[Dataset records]
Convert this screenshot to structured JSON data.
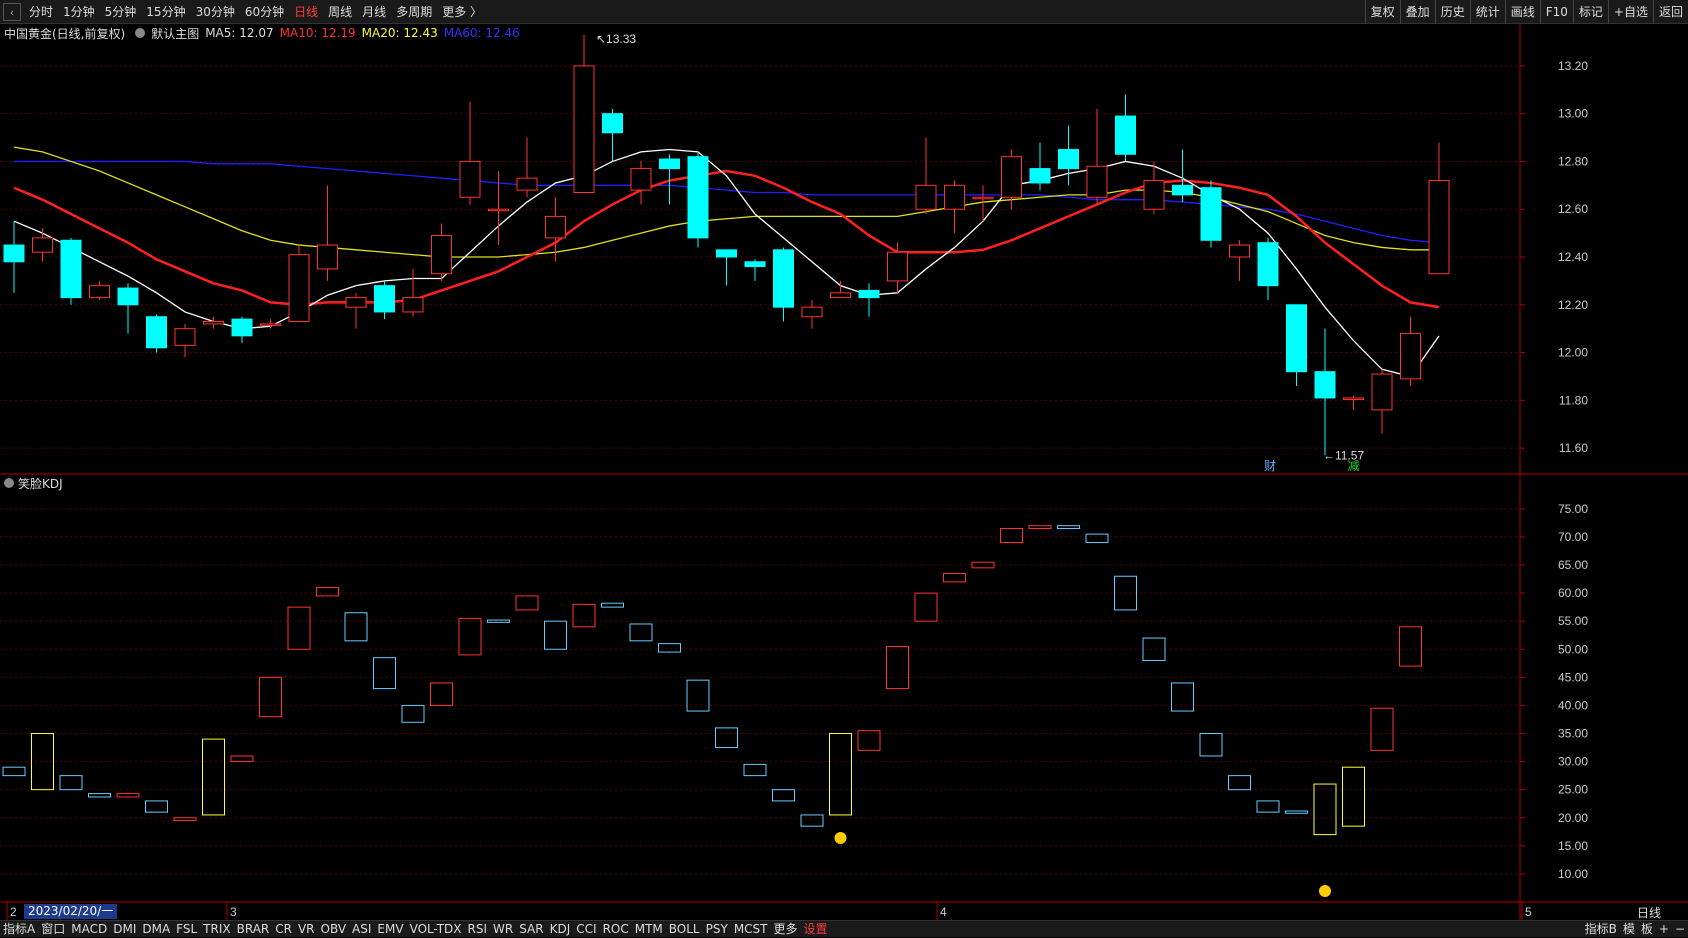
{
  "toolbar": {
    "back_icon": "back-arrow-icon",
    "periods": [
      "分时",
      "1分钟",
      "5分钟",
      "15分钟",
      "30分钟",
      "60分钟",
      "日线",
      "周线",
      "月线",
      "多周期",
      "更多 〉"
    ],
    "active_period": "日线",
    "right_buttons": [
      "复权",
      "叠加",
      "历史",
      "统计",
      "画线",
      "F10",
      "标记",
      "+自选",
      "返回"
    ]
  },
  "main_chart": {
    "title": "中国黄金(日线,前复权)",
    "template": "默认主图",
    "ma5": "MA5: 12.07",
    "ma10": "MA10: 12.19",
    "ma20": "MA20: 12.43",
    "ma60": "MA60: 12.46",
    "high_label": "13.33",
    "low_label": "11.57",
    "event_labels": [
      "财",
      "减"
    ]
  },
  "sub_chart": {
    "title": "笑脸KDJ"
  },
  "colors": {
    "up": "#ff3333",
    "down": "#00ffff",
    "ma5": "#ffffff",
    "ma10": "#ff2020",
    "ma20": "#e0e020",
    "ma60": "#2020ff",
    "yellow_box": "#ffff33",
    "blue_box": "#66ccff",
    "grid": "#8b0000"
  },
  "chart_data": [
    {
      "type": "candlestick",
      "title": "中国黄金(日线,前复权)",
      "ylim": [
        11.5,
        13.3
      ],
      "y_ticks": [
        "13.20",
        "13.00",
        "12.80",
        "12.60",
        "12.40",
        "12.20",
        "12.00",
        "11.80",
        "11.60"
      ],
      "x_labels": [
        "2",
        "3",
        "4",
        "5"
      ],
      "cursor_date": "2023/02/20/一",
      "candles": [
        [
          12.45,
          12.38,
          12.55,
          12.25
        ],
        [
          12.42,
          12.48,
          12.52,
          12.38
        ],
        [
          12.47,
          12.23,
          12.48,
          12.2
        ],
        [
          12.23,
          12.28,
          12.3,
          12.22
        ],
        [
          12.27,
          12.2,
          12.29,
          12.08
        ],
        [
          12.15,
          12.02,
          12.16,
          12.0
        ],
        [
          12.03,
          12.1,
          12.12,
          11.98
        ],
        [
          12.12,
          12.13,
          12.15,
          12.1
        ],
        [
          12.14,
          12.07,
          12.15,
          12.04
        ],
        [
          12.12,
          12.12,
          12.14,
          12.1
        ],
        [
          12.13,
          12.41,
          12.45,
          12.13
        ],
        [
          12.35,
          12.45,
          12.7,
          12.3
        ],
        [
          12.19,
          12.23,
          12.25,
          12.1
        ],
        [
          12.28,
          12.17,
          12.3,
          12.14
        ],
        [
          12.17,
          12.23,
          12.35,
          12.15
        ],
        [
          12.33,
          12.49,
          12.54,
          12.3
        ],
        [
          12.65,
          12.8,
          13.05,
          12.62
        ],
        [
          12.6,
          12.6,
          12.76,
          12.45
        ],
        [
          12.68,
          12.73,
          12.9,
          12.65
        ],
        [
          12.48,
          12.57,
          12.65,
          12.38
        ],
        [
          12.67,
          13.2,
          13.33,
          12.67
        ],
        [
          13.0,
          12.92,
          13.02,
          12.8
        ],
        [
          12.68,
          12.77,
          12.8,
          12.62
        ],
        [
          12.81,
          12.77,
          12.83,
          12.62
        ],
        [
          12.82,
          12.48,
          12.84,
          12.44
        ],
        [
          12.43,
          12.4,
          12.42,
          12.28
        ],
        [
          12.38,
          12.36,
          12.39,
          12.3
        ],
        [
          12.43,
          12.19,
          12.44,
          12.13
        ],
        [
          12.15,
          12.19,
          12.22,
          12.1
        ],
        [
          12.23,
          12.25,
          12.3,
          12.23
        ],
        [
          12.26,
          12.23,
          12.29,
          12.15
        ],
        [
          12.3,
          12.42,
          12.46,
          12.25
        ],
        [
          12.6,
          12.7,
          12.9,
          12.58
        ],
        [
          12.6,
          12.7,
          12.72,
          12.5
        ],
        [
          12.65,
          12.65,
          12.7,
          12.55
        ],
        [
          12.65,
          12.82,
          12.85,
          12.6
        ],
        [
          12.77,
          12.71,
          12.88,
          12.68
        ],
        [
          12.85,
          12.77,
          12.95,
          12.7
        ],
        [
          12.65,
          12.78,
          13.02,
          12.62
        ],
        [
          12.99,
          12.83,
          13.08,
          12.8
        ],
        [
          12.6,
          12.72,
          12.8,
          12.58
        ],
        [
          12.7,
          12.66,
          12.85,
          12.63
        ],
        [
          12.69,
          12.47,
          12.72,
          12.44
        ],
        [
          12.4,
          12.45,
          12.47,
          12.3
        ],
        [
          12.46,
          12.28,
          12.48,
          12.22
        ],
        [
          12.2,
          11.92,
          12.2,
          11.86
        ],
        [
          11.92,
          11.81,
          12.1,
          11.57
        ],
        [
          11.81,
          11.81,
          11.82,
          11.76
        ],
        [
          11.76,
          11.91,
          11.93,
          11.66
        ],
        [
          11.89,
          12.08,
          12.15,
          11.86
        ],
        [
          12.33,
          12.72,
          12.88,
          12.33
        ]
      ],
      "series": [
        {
          "name": "MA5",
          "values": [
            12.55,
            12.5,
            12.44,
            12.38,
            12.32,
            12.25,
            12.17,
            12.13,
            12.1,
            12.11,
            12.17,
            12.24,
            12.28,
            12.3,
            12.31,
            12.31,
            12.42,
            12.53,
            12.63,
            12.71,
            12.74,
            12.8,
            12.84,
            12.85,
            12.84,
            12.74,
            12.58,
            12.48,
            12.38,
            12.28,
            12.24,
            12.25,
            12.35,
            12.44,
            12.55,
            12.7,
            12.72,
            12.75,
            12.77,
            12.8,
            12.78,
            12.73,
            12.66,
            12.6,
            12.5,
            12.35,
            12.19,
            12.05,
            11.93,
            11.9,
            12.07
          ]
        },
        {
          "name": "MA10",
          "values": [
            12.69,
            12.64,
            12.58,
            12.52,
            12.46,
            12.39,
            12.34,
            12.29,
            12.26,
            12.21,
            12.2,
            12.21,
            12.21,
            12.21,
            12.22,
            12.26,
            12.3,
            12.34,
            12.4,
            12.46,
            12.55,
            12.62,
            12.68,
            12.72,
            12.74,
            12.76,
            12.74,
            12.69,
            12.63,
            12.58,
            12.49,
            12.42,
            12.42,
            12.42,
            12.43,
            12.47,
            12.52,
            12.57,
            12.62,
            12.67,
            12.71,
            12.72,
            12.71,
            12.69,
            12.66,
            12.57,
            12.46,
            12.37,
            12.28,
            12.21,
            12.19
          ]
        },
        {
          "name": "MA20",
          "values": [
            12.86,
            12.84,
            12.8,
            12.76,
            12.71,
            12.66,
            12.61,
            12.56,
            12.51,
            12.47,
            12.45,
            12.44,
            12.43,
            12.42,
            12.41,
            12.4,
            12.4,
            12.4,
            12.41,
            12.42,
            12.44,
            12.47,
            12.5,
            12.53,
            12.55,
            12.56,
            12.57,
            12.57,
            12.57,
            12.57,
            12.57,
            12.57,
            12.59,
            12.61,
            12.63,
            12.64,
            12.65,
            12.66,
            12.66,
            12.68,
            12.68,
            12.67,
            12.65,
            12.62,
            12.59,
            12.54,
            12.49,
            12.46,
            12.44,
            12.43,
            12.43
          ]
        },
        {
          "name": "MA60",
          "values": [
            12.8,
            12.8,
            12.8,
            12.8,
            12.8,
            12.8,
            12.8,
            12.79,
            12.79,
            12.79,
            12.78,
            12.77,
            12.76,
            12.75,
            12.74,
            12.73,
            12.72,
            12.71,
            12.7,
            12.7,
            12.7,
            12.7,
            12.7,
            12.7,
            12.69,
            12.68,
            12.67,
            12.67,
            12.66,
            12.66,
            12.66,
            12.66,
            12.66,
            12.66,
            12.66,
            12.66,
            12.66,
            12.65,
            12.64,
            12.64,
            12.64,
            12.63,
            12.62,
            12.61,
            12.6,
            12.58,
            12.55,
            12.52,
            12.49,
            12.47,
            12.46
          ]
        }
      ]
    },
    {
      "type": "bar",
      "title": "笑脸KDJ",
      "ylim": [
        5,
        78
      ],
      "y_ticks": [
        "75.00",
        "70.00",
        "65.00",
        "60.00",
        "55.00",
        "50.00",
        "45.00",
        "40.00",
        "35.00",
        "30.00",
        "25.00",
        "20.00",
        "15.00",
        "10.00"
      ],
      "boxes": [
        [
          27.5,
          29.0,
          "b"
        ],
        [
          25,
          35,
          "y"
        ],
        [
          25,
          27.5,
          "b"
        ],
        [
          23.7,
          24.3,
          "b"
        ],
        [
          23.7,
          24.3,
          "r"
        ],
        [
          21,
          23,
          "b"
        ],
        [
          19.5,
          20,
          "r"
        ],
        [
          20.5,
          34,
          "y"
        ],
        [
          30,
          31,
          "r"
        ],
        [
          38,
          45,
          "r"
        ],
        [
          50,
          57.5,
          "r"
        ],
        [
          59.5,
          61,
          "r"
        ],
        [
          51.5,
          56.5,
          "b"
        ],
        [
          43,
          48.5,
          "b"
        ],
        [
          37,
          40,
          "b"
        ],
        [
          40,
          44,
          "r"
        ],
        [
          49,
          55.5,
          "r"
        ],
        [
          54.8,
          55.2,
          "b"
        ],
        [
          57,
          59.5,
          "r"
        ],
        [
          50,
          55,
          "b"
        ],
        [
          54,
          58,
          "r"
        ],
        [
          57.5,
          58.2,
          "b"
        ],
        [
          51.5,
          54.5,
          "b"
        ],
        [
          49.5,
          51,
          "b"
        ],
        [
          39,
          44.5,
          "b"
        ],
        [
          32.5,
          36,
          "b"
        ],
        [
          27.5,
          29.5,
          "b"
        ],
        [
          23,
          25,
          "b"
        ],
        [
          18.5,
          20.5,
          "b"
        ],
        [
          20.5,
          35,
          "y"
        ],
        [
          32,
          35.5,
          "r"
        ],
        [
          43,
          50.5,
          "r"
        ],
        [
          55,
          60,
          "r"
        ],
        [
          62,
          63.5,
          "r"
        ],
        [
          64.5,
          65.5,
          "r"
        ],
        [
          69,
          71.5,
          "r"
        ],
        [
          71.5,
          72,
          "r"
        ],
        [
          71.5,
          72,
          "b"
        ],
        [
          69,
          70.5,
          "b"
        ],
        [
          57,
          63,
          "b"
        ],
        [
          48,
          52,
          "b"
        ],
        [
          39,
          44,
          "b"
        ],
        [
          31,
          35,
          "b"
        ],
        [
          25,
          27.5,
          "b"
        ],
        [
          21,
          23,
          "b"
        ],
        [
          20.8,
          21.2,
          "b"
        ],
        [
          17,
          26,
          "y"
        ],
        [
          18.5,
          29,
          "y"
        ],
        [
          32,
          39.5,
          "r"
        ],
        [
          47,
          54,
          "r"
        ]
      ],
      "smileys": [
        29,
        46
      ]
    }
  ],
  "bottom_tabs": [
    "指标A",
    "窗口",
    "MACD",
    "DMI",
    "DMA",
    "FSL",
    "TRIX",
    "BRAR",
    "CR",
    "VR",
    "OBV",
    "ASI",
    "EMV",
    "VOL-TDX",
    "RSI",
    "WR",
    "SAR",
    "KDJ",
    "CCI",
    "ROC",
    "MTM",
    "BOLL",
    "PSY",
    "MCST",
    "更多",
    "设置"
  ],
  "bottom_right": [
    "指标B",
    "模",
    "板",
    "+",
    "−"
  ],
  "period_label": "日线"
}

THE REQUEST:
Copy all lines from the material that include "name".

WRITTEN SOLUTION:
          "name": "MA5",
          "name": "MA10",
          "name": "MA20",
          "name": "MA60",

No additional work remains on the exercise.